● Objective: Find the line that contains "What data was"; then retype it and each line after it, exactly, through the final line of the data below.
>>>>>
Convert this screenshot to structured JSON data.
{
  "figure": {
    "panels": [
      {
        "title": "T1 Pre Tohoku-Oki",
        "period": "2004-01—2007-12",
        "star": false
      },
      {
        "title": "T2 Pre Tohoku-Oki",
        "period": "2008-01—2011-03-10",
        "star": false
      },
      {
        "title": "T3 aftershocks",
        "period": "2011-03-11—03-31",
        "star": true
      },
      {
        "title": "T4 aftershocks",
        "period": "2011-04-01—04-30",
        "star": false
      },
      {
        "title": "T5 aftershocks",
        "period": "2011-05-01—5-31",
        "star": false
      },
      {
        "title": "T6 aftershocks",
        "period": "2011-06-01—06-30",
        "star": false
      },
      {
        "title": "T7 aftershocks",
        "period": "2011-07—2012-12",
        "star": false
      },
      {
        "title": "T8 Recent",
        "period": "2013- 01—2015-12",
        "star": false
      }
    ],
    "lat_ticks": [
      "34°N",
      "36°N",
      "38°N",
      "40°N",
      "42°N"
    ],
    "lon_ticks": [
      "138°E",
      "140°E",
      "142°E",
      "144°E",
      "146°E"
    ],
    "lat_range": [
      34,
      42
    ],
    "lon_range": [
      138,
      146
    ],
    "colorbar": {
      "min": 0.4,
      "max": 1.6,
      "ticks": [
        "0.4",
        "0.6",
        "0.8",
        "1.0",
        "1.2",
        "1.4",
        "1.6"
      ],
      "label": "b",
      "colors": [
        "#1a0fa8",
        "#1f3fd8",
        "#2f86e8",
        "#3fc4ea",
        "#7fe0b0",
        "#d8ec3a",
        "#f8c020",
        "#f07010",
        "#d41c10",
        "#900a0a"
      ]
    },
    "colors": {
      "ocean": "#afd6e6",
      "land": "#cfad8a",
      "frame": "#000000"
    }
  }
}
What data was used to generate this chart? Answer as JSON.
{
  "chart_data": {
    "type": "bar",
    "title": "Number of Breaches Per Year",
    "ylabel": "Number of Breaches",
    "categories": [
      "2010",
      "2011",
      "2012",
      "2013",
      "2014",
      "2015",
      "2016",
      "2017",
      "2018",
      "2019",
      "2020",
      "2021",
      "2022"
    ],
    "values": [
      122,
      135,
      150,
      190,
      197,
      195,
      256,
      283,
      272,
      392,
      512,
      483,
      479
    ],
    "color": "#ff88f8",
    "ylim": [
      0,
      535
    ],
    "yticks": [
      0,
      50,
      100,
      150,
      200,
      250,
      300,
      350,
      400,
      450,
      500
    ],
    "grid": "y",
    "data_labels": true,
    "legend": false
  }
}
<<<<<
● Full solution:
What data was used to generate this chart? Answer as JSON.
{
  "chart_data": {
    "type": "bar",
    "title": "Number of Breaches Per Year",
    "ylabel": "Number of Breaches",
    "categories": [
      "2010",
      "2011",
      "2012",
      "2013",
      "2014",
      "2015",
      "2016",
      "2017",
      "2018",
      "2019",
      "2020",
      "2021",
      "2022"
    ],
    "values": [
      122,
      135,
      150,
      190,
      197,
      195,
      256,
      283,
      272,
      392,
      512,
      483,
      479
    ],
    "color": "#ff88f8",
    "ylim": [
      0,
      535
    ],
    "yticks": [
      0,
      50,
      100,
      150,
      200,
      250,
      300,
      350,
      400,
      450,
      500
    ],
    "grid": "y",
    "data_labels": true,
    "legend": false
  }
}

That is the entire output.